__SUPPLIED PASSAGE__
———

Skip to content

Robby955/FormalSLT

Repository files navigation

Formal Statistical Learning Theory in Lean 4

CI Lean 4 Mathlib Zero sorry Axioms License: MIT

FormalSLT is a compact Lean 4 library for the finite-sample statistical learning theory route from empirical risk minimization to VC-style generalization bounds, with recent extensions for contraction, linear predictors, finite sub-Gaussian chaining, algorithmic stability, and finite PAC-Bayes confidence bounds, and a first total-bounded finite-net bridge for the Dudley lane.

45 Lean modules. Zero sorry. Zero admit. Zero custom axioms.

Axioms used by the public theorem spine: [propext, Classical.choice, Quot.sound].

FormalSLT theorem chain

The core path runs from ERM through Rademacher symmetrization, high-probability Rademacher bounds, Massart, Sauer-Shelah, the binary VC bridge, finite contraction, linear predictors, finite sub-Gaussian chaining, finite Dudley entropy-budget wrappers, finite algorithmic stability, finite localized-Rademacher scaffolding, finite PAC-Bayes KL/DV/MGF and bounded-loss confidence bounds, and total-bounded finite-net adapters for the next Dudley steps.

———

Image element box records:
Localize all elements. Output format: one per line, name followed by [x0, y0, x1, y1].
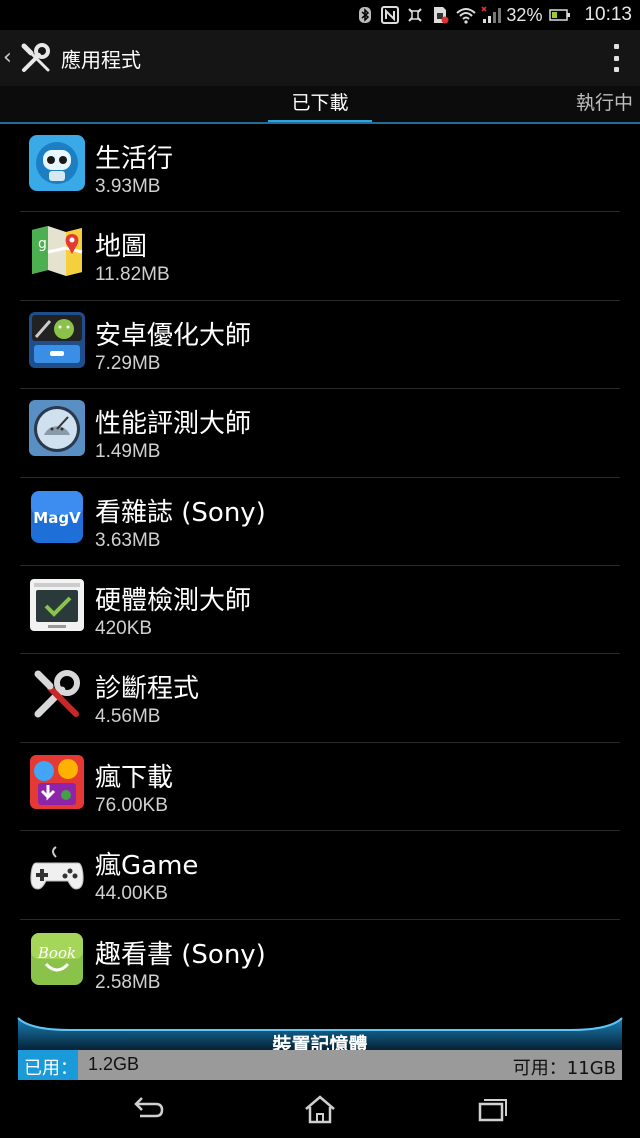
app-name: 瘋Game [95, 851, 199, 882]
signal-icon [481, 6, 502, 24]
list-item-app[interactable]: g 地圖 11.82MB [20, 212, 620, 301]
sim-icon [431, 6, 449, 24]
storage-usage-bar: 已用： 1.2GB 可用：11GB [18, 1050, 622, 1080]
robot-life-icon [28, 134, 86, 192]
nfc-icon [381, 6, 400, 24]
maps-icon: g [28, 222, 86, 280]
action-bar: ‹ 應用程式 [0, 30, 640, 86]
list-item-app[interactable]: MagV 看雜誌 (Sony) 3.63MB [20, 478, 620, 566]
tab-downloaded[interactable]: 已下載 [268, 86, 372, 124]
app-name: 安卓優化大師 [95, 320, 252, 351]
list-item-app[interactable]: 瘋下載 76.00KB [20, 743, 620, 832]
hardware-check-icon [28, 576, 86, 634]
app-size: 7.29MB [95, 352, 161, 374]
magazine-icon: MagV [28, 488, 86, 546]
battery-percent: 32% [506, 4, 543, 25]
app-name: 看雜誌 (Sony) [95, 497, 266, 528]
tab-running[interactable]: 執行中 [576, 86, 633, 124]
app-name: 生活行 [95, 144, 174, 174]
storage-panel: 裝置記憶體 已用： 1.2GB 可用：11GB [0, 1008, 640, 1080]
clock: 10:13 [584, 4, 632, 25]
list-item-app[interactable]: 生活行 3.93MB [20, 124, 620, 213]
vibrate-icon [406, 6, 424, 24]
tab-bar: 已下載 執行中 [0, 86, 640, 126]
svg-text:Book: Book [37, 944, 76, 962]
list-item-app[interactable]: 瘋Game 44.00KB [20, 831, 620, 920]
list-item-app[interactable]: 性能評測大師 1.49MB [20, 389, 620, 478]
diagnostic-icon [28, 664, 86, 722]
app-name: 瘋下載 [95, 762, 174, 793]
optimizer-icon [28, 311, 86, 369]
app-size: 4.56MB [95, 706, 161, 728]
app-size: 1.49MB [95, 441, 161, 463]
app-name: 性能評測大師 [95, 409, 252, 440]
app-size: 44.00KB [95, 883, 168, 905]
app-list: 生活行 3.93MB g 地圖 11.82MB 安卓優化大師 7.29MB 性能… [0, 124, 640, 1008]
app-size: 3.93MB [95, 176, 161, 197]
svg-text:MagV: MagV [33, 509, 81, 527]
bluetooth-icon [356, 6, 374, 24]
app-size: 76.00KB [95, 794, 168, 816]
benchmark-icon [28, 399, 86, 457]
storage-used-label: 已用： [24, 1058, 78, 1079]
nav-bar [0, 1080, 640, 1138]
list-item-app[interactable]: 安卓優化大師 7.29MB [20, 301, 620, 390]
app-size: 2.58MB [95, 971, 161, 993]
download-icon [28, 753, 86, 811]
book-icon: Book [28, 930, 86, 988]
status-bar: 32% 10:13 [0, 0, 640, 30]
storage-free-text: 可用：11GB [512, 1058, 616, 1079]
list-item-app[interactable]: 硬體檢測大師 420KB [20, 566, 620, 655]
svg-text:g: g [38, 236, 47, 252]
app-name: 診斷程式 [95, 674, 200, 705]
wifi-icon [456, 6, 477, 24]
battery-icon [549, 6, 571, 24]
app-size: 3.63MB [95, 529, 161, 551]
app-name: 硬體檢測大師 [95, 585, 252, 616]
storage-used-value: 1.2GB [88, 1054, 140, 1074]
app-size: 420KB [95, 617, 153, 639]
home-icon[interactable] [300, 1092, 340, 1126]
back-icon[interactable] [128, 1092, 168, 1126]
app-name: 趣看書 (Sony) [95, 939, 266, 970]
list-item-app[interactable]: 診斷程式 4.56MB [20, 654, 620, 743]
recent-apps-icon[interactable] [472, 1092, 512, 1126]
list-item-app[interactable]: Book 趣看書 (Sony) 2.58MB [20, 920, 620, 1008]
overflow-menu-icon[interactable] [612, 44, 620, 72]
app-size: 11.82MB [95, 264, 170, 286]
back-chevron-icon[interactable]: ‹ [3, 30, 17, 86]
gamepad-icon [28, 841, 86, 899]
page-title: 應用程式 [61, 47, 141, 72]
app-name: 地圖 [95, 232, 148, 263]
wrench-screwdriver-icon[interactable] [19, 41, 53, 75]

———

__GOAL__
Can you print the FormalSLT library description from "Repository files navigation" to "the Dudley lane."?

__RESULT OF THE EXERCISE__
Repository files navigation

Formal Statistical Learning Theory in Lean 4

CI Lean 4 Mathlib Zero sorry Axioms License: MIT

FormalSLT is a compact Lean 4 library for the finite-sample statistical learning theory route from empirical risk minimization to VC-style generalization bounds, with recent extensions for contraction, linear predictors, finite sub-Gaussian chaining, algorithmic stability, and finite PAC-Bayes confidence bounds, and a first total-bounded finite-net bridge for the Dudley lane.